[SUPPLIED RECORDS]
━━━

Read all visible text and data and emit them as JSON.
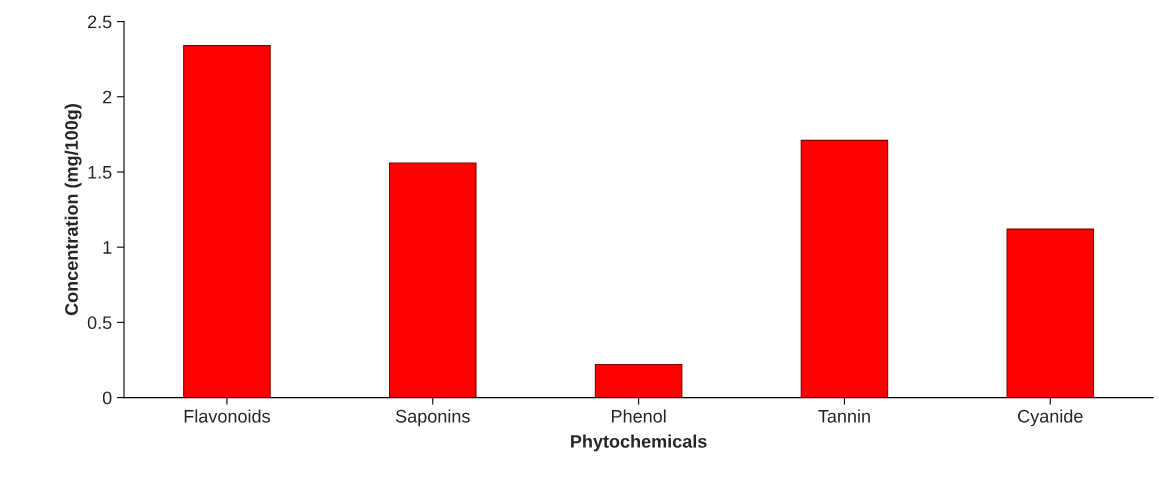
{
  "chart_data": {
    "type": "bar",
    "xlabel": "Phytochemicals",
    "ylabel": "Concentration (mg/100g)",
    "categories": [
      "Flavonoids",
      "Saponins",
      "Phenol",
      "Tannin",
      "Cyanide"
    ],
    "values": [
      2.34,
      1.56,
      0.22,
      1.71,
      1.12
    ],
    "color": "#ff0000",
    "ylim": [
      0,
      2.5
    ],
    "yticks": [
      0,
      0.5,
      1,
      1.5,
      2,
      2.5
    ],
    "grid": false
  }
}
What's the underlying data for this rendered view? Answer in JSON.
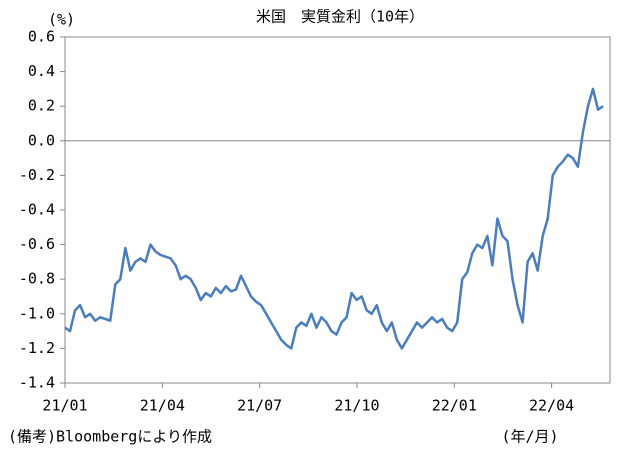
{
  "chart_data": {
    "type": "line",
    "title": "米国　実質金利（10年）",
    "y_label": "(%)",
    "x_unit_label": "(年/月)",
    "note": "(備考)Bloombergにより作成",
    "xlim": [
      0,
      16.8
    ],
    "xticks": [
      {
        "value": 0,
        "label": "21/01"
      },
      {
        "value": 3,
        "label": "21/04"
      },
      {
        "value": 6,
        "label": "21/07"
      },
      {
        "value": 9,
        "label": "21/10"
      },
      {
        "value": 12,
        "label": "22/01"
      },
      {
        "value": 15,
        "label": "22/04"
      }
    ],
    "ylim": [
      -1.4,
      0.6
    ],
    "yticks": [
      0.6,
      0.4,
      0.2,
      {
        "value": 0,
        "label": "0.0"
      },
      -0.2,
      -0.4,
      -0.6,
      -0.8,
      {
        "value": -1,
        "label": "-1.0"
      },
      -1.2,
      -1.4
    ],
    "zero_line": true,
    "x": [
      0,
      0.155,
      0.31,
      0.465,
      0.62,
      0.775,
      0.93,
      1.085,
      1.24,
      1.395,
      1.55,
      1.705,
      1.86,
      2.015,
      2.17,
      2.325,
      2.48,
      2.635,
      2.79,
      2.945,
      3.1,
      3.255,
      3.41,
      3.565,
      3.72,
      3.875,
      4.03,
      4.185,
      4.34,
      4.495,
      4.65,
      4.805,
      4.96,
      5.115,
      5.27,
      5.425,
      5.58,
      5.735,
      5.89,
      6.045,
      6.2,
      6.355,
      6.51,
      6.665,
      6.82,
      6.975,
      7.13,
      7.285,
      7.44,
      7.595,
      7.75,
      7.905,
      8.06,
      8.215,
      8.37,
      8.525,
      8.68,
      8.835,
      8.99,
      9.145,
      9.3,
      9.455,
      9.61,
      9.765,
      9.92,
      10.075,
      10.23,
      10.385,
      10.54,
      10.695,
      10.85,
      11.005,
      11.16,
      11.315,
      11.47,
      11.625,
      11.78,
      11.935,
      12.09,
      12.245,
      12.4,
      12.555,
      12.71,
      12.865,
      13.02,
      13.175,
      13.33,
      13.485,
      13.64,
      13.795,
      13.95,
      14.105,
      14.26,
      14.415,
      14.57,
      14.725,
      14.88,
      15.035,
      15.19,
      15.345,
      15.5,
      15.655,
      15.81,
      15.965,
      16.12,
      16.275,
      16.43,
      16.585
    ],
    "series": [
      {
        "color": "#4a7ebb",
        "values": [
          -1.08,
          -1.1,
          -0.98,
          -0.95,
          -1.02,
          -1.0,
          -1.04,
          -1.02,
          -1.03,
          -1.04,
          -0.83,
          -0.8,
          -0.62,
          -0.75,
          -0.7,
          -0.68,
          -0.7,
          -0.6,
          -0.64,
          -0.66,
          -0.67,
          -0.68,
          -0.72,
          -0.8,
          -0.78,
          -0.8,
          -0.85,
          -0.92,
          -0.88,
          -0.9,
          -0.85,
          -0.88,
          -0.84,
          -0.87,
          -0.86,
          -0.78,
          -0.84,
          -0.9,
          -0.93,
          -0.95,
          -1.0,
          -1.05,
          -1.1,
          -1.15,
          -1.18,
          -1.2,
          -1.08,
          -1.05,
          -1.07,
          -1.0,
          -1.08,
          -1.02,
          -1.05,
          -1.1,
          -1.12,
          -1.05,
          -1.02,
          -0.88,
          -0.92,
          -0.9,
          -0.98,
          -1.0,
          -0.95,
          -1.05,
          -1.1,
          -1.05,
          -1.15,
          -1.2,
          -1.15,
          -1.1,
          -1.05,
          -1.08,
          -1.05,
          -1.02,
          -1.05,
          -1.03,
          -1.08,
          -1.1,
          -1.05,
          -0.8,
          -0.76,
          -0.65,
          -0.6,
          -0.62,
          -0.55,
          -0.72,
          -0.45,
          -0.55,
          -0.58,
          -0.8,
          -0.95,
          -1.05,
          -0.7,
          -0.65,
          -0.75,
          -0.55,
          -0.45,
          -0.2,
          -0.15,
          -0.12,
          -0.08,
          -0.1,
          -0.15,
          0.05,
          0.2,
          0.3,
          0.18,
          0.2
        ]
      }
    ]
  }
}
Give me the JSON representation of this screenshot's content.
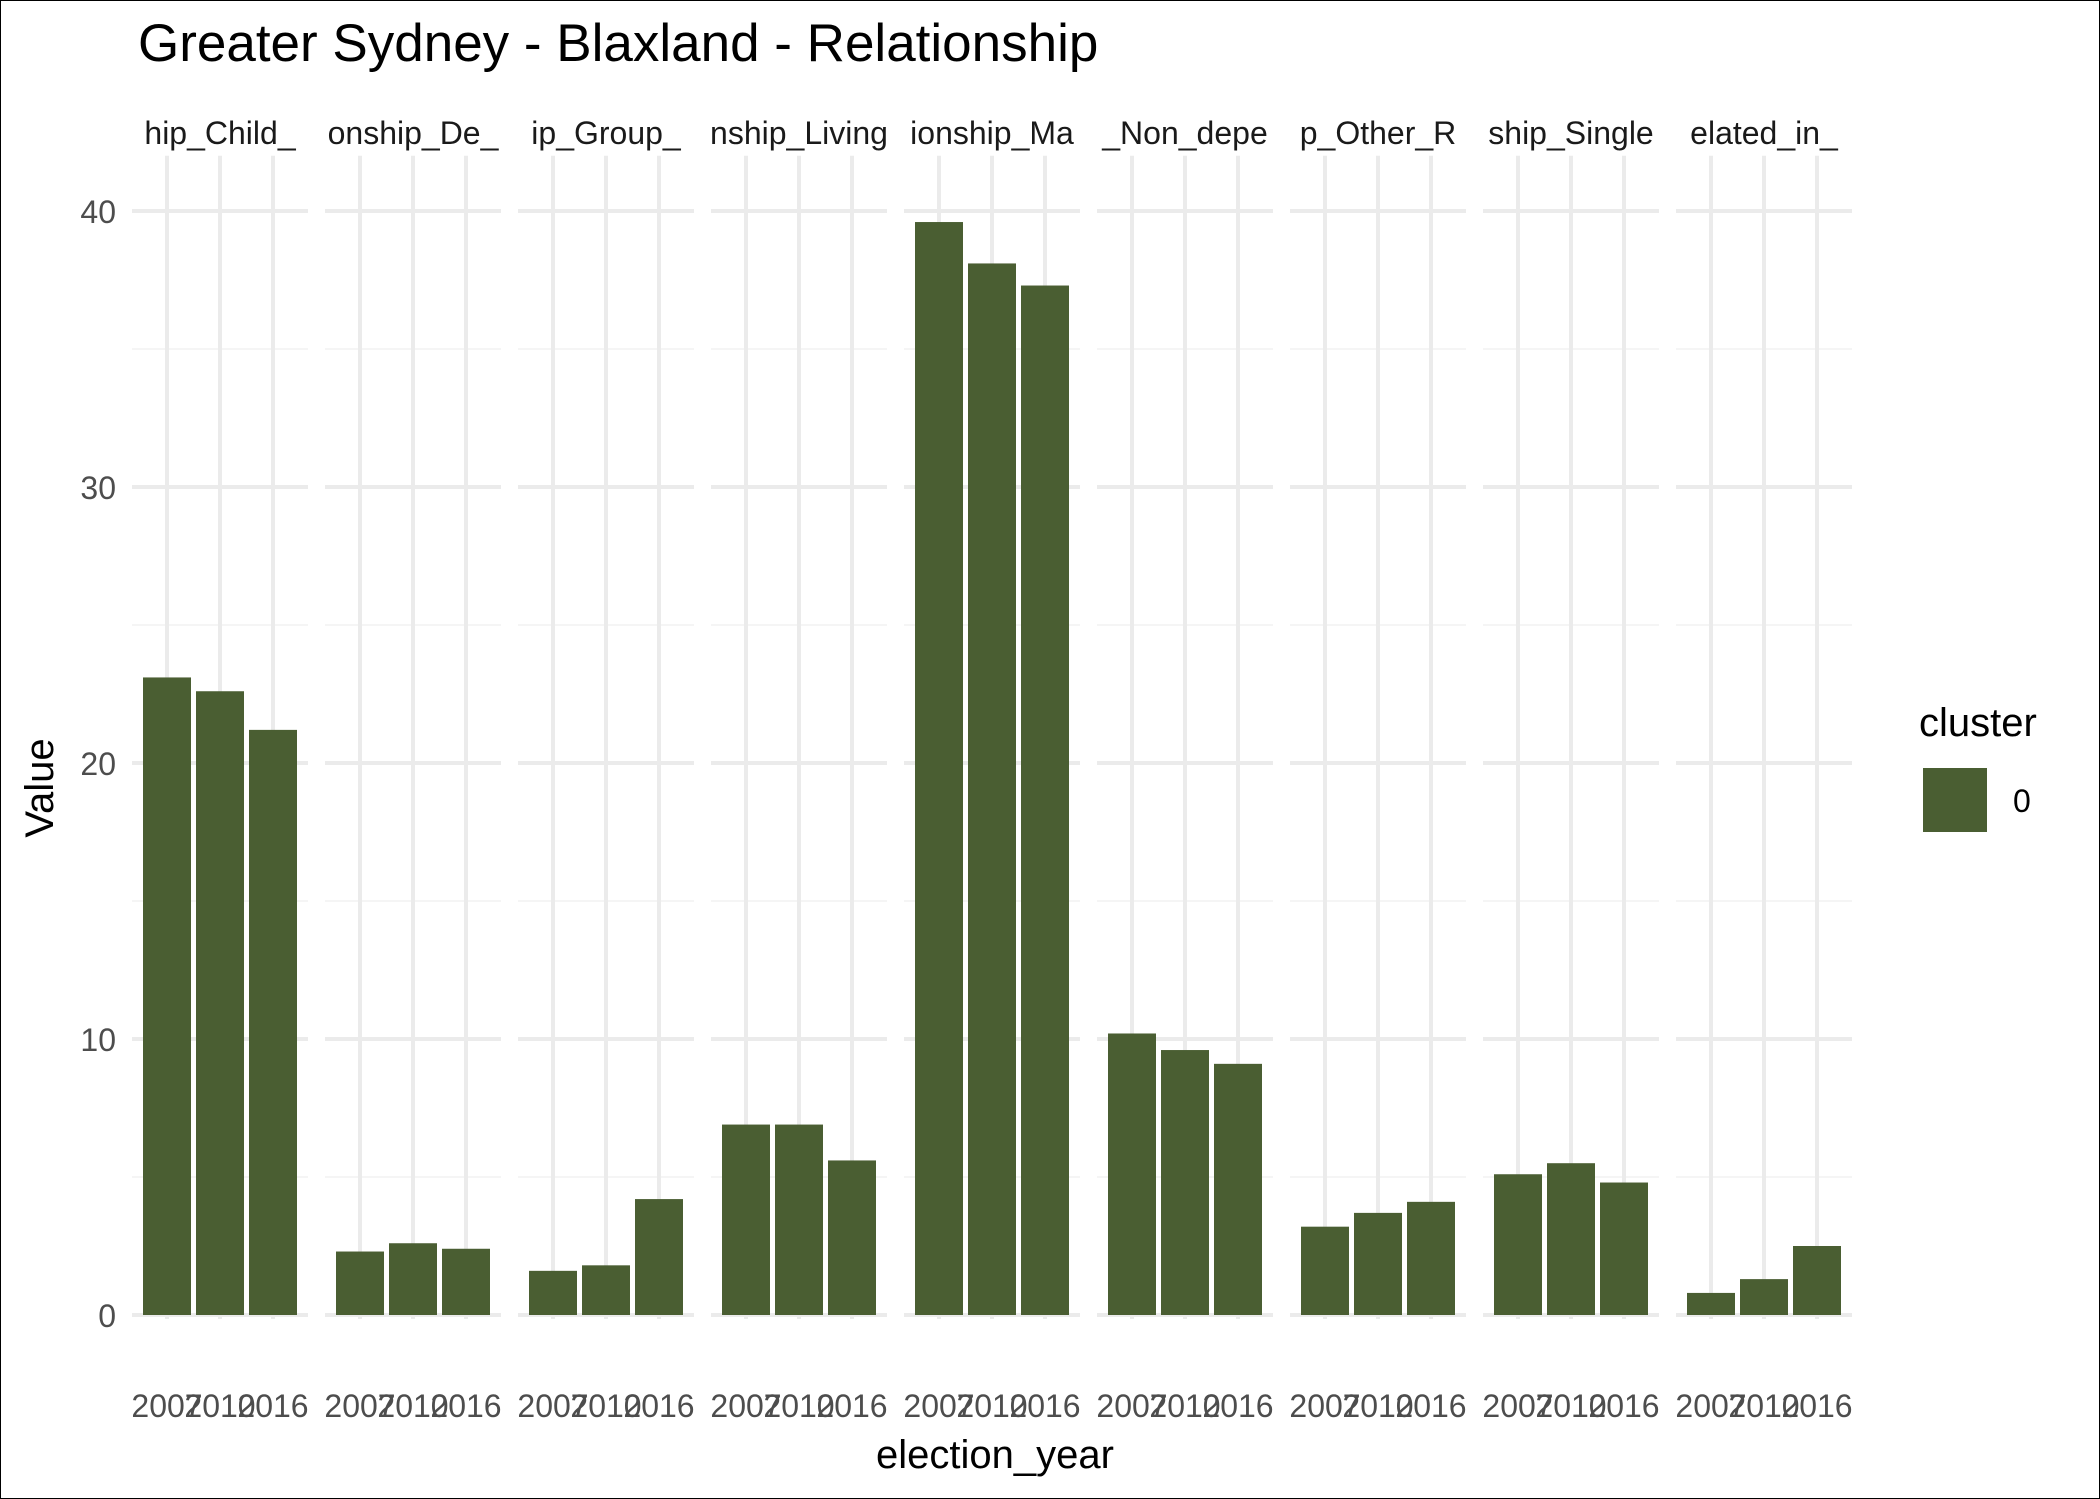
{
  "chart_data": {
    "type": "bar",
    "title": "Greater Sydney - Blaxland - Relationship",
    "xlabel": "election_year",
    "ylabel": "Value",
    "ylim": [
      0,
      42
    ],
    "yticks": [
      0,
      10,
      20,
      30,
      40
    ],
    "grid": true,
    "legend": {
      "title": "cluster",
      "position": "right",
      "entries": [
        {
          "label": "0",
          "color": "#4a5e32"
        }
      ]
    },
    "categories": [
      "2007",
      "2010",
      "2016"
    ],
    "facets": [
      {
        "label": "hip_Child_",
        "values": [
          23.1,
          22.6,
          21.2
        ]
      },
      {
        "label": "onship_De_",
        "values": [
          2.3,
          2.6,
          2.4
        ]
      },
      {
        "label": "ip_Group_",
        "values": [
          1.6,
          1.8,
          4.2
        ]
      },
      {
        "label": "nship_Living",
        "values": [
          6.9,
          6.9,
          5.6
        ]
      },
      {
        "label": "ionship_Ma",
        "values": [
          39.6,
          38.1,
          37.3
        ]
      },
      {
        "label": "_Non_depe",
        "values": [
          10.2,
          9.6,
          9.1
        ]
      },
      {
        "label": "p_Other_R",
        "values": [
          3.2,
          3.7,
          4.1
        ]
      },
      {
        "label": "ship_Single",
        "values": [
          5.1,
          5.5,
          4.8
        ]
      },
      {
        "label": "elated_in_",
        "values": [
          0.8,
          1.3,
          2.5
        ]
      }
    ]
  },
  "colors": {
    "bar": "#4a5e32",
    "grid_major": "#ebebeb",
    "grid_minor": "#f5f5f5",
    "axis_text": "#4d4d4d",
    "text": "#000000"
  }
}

━━━

[PROBLEM DESCRIPTION] Transcribe the complete set of entries verbatim. No pictures belong in the copy.

[ANSWER]
Read all visible text and data and emit them as JSON.
{
  "chart_data": {
    "type": "bar",
    "xlabel": "Phytochemicals",
    "ylabel": "Concentration (mg/100g)",
    "categories": [
      "Flavonoids",
      "Saponins",
      "Phenol",
      "Tannin",
      "Cyanide"
    ],
    "values": [
      2.34,
      1.56,
      0.22,
      1.71,
      1.12
    ],
    "color": "#ff0000",
    "ylim": [
      0,
      2.5
    ],
    "yticks": [
      0,
      0.5,
      1,
      1.5,
      2,
      2.5
    ],
    "grid": false
  }
}
What's the underlying data for this rendered view? Answer in JSON.
{
  "chart_data": {
    "type": "line",
    "title": "米国　実質金利（10年）",
    "y_label": "(%)",
    "x_unit_label": "(年/月)",
    "note": "(備考)Bloombergにより作成",
    "xlim": [
      0,
      16.8
    ],
    "xticks": [
      {
        "value": 0,
        "label": "21/01"
      },
      {
        "value": 3,
        "label": "21/04"
      },
      {
        "value": 6,
        "label": "21/07"
      },
      {
        "value": 9,
        "label": "21/10"
      },
      {
        "value": 12,
        "label": "22/01"
      },
      {
        "value": 15,
        "label": "22/04"
      }
    ],
    "ylim": [
      -1.4,
      0.6
    ],
    "yticks": [
      0.6,
      0.4,
      0.2,
      {
        "value": 0,
        "label": "0.0"
      },
      -0.2,
      -0.4,
      -0.6,
      -0.8,
      {
        "value": -1,
        "label": "-1.0"
      },
      -1.2,
      -1.4
    ],
    "zero_line": true,
    "x": [
      0,
      0.155,
      0.31,
      0.465,
      0.62,
      0.775,
      0.93,
      1.085,
      1.24,
      1.395,
      1.55,
      1.705,
      1.86,
      2.015,
      2.17,
      2.325,
      2.48,
      2.635,
      2.79,
      2.945,
      3.1,
      3.255,
      3.41,
      3.565,
      3.72,
      3.875,
      4.03,
      4.185,
      4.34,
      4.495,
      4.65,
      4.805,
      4.96,
      5.115,
      5.27,
      5.425,
      5.58,
      5.735,
      5.89,
      6.045,
      6.2,
      6.355,
      6.51,
      6.665,
      6.82,
      6.975,
      7.13,
      7.285,
      7.44,
      7.595,
      7.75,
      7.905,
      8.06,
      8.215,
      8.37,
      8.525,
      8.68,
      8.835,
      8.99,
      9.145,
      9.3,
      9.455,
      9.61,
      9.765,
      9.92,
      10.075,
      10.23,
      10.385,
      10.54,
      10.695,
      10.85,
      11.005,
      11.16,
      11.315,
      11.47,
      11.625,
      11.78,
      11.935,
      12.09,
      12.245,
      12.4,
      12.555,
      12.71,
      12.865,
      13.02,
      13.175,
      13.33,
      13.485,
      13.64,
      13.795,
      13.95,
      14.105,
      14.26,
      14.415,
      14.57,
      14.725,
      14.88,
      15.035,
      15.19,
      15.345,
      15.5,
      15.655,
      15.81,
      15.965,
      16.12,
      16.275,
      16.43,
      16.585
    ],
    "series": [
      {
        "color": "#4a7ebb",
        "values": [
          -1.08,
          -1.1,
          -0.98,
          -0.95,
          -1.02,
          -1.0,
          -1.04,
          -1.02,
          -1.03,
          -1.04,
          -0.83,
          -0.8,
          -0.62,
          -0.75,
          -0.7,
          -0.68,
          -0.7,
          -0.6,
          -0.64,
          -0.66,
          -0.67,
          -0.68,
          -0.72,
          -0.8,
          -0.78,
          -0.8,
          -0.85,
          -0.92,
          -0.88,
          -0.9,
          -0.85,
          -0.88,
          -0.84,
          -0.87,
          -0.86,
          -0.78,
          -0.84,
          -0.9,
          -0.93,
          -0.95,
          -1.0,
          -1.05,
          -1.1,
          -1.15,
          -1.18,
          -1.2,
          -1.08,
          -1.05,
          -1.07,
          -1.0,
          -1.08,
          -1.02,
          -1.05,
          -1.1,
          -1.12,
          -1.05,
          -1.02,
          -0.88,
          -0.92,
          -0.9,
          -0.98,
          -1.0,
          -0.95,
          -1.05,
          -1.1,
          -1.05,
          -1.15,
          -1.2,
          -1.15,
          -1.1,
          -1.05,
          -1.08,
          -1.05,
          -1.02,
          -1.05,
          -1.03,
          -1.08,
          -1.1,
          -1.05,
          -0.8,
          -0.76,
          -0.65,
          -0.6,
          -0.62,
          -0.55,
          -0.72,
          -0.45,
          -0.55,
          -0.58,
          -0.8,
          -0.95,
          -1.05,
          -0.7,
          -0.65,
          -0.75,
          -0.55,
          -0.45,
          -0.2,
          -0.15,
          -0.12,
          -0.08,
          -0.1,
          -0.15,
          0.05,
          0.2,
          0.3,
          0.18,
          0.2
        ]
      }
    ]
  }
}
Give me the JSON representation of this screenshot's content.
{
  "chart_data": {
    "type": "bar",
    "title": "Greater Sydney - Blaxland - Relationship",
    "xlabel": "election_year",
    "ylabel": "Value",
    "ylim": [
      0,
      42
    ],
    "yticks": [
      0,
      10,
      20,
      30,
      40
    ],
    "grid": true,
    "legend": {
      "title": "cluster",
      "position": "right",
      "entries": [
        {
          "label": "0",
          "color": "#4a5e32"
        }
      ]
    },
    "categories": [
      "2007",
      "2010",
      "2016"
    ],
    "facets": [
      {
        "label": "hip_Child_",
        "values": [
          23.1,
          22.6,
          21.2
        ]
      },
      {
        "label": "onship_De_",
        "values": [
          2.3,
          2.6,
          2.4
        ]
      },
      {
        "label": "ip_Group_",
        "values": [
          1.6,
          1.8,
          4.2
        ]
      },
      {
        "label": "nship_Living",
        "values": [
          6.9,
          6.9,
          5.6
        ]
      },
      {
        "label": "ionship_Ma",
        "values": [
          39.6,
          38.1,
          37.3
        ]
      },
      {
        "label": "_Non_depe",
        "values": [
          10.2,
          9.6,
          9.1
        ]
      },
      {
        "label": "p_Other_R",
        "values": [
          3.2,
          3.7,
          4.1
        ]
      },
      {
        "label": "ship_Single",
        "values": [
          5.1,
          5.5,
          4.8
        ]
      },
      {
        "label": "elated_in_",
        "values": [
          0.8,
          1.3,
          2.5
        ]
      }
    ]
  },
  "colors": {
    "bar": "#4a5e32",
    "grid_major": "#ebebeb",
    "grid_minor": "#f5f5f5",
    "axis_text": "#4d4d4d",
    "text": "#000000"
  }
}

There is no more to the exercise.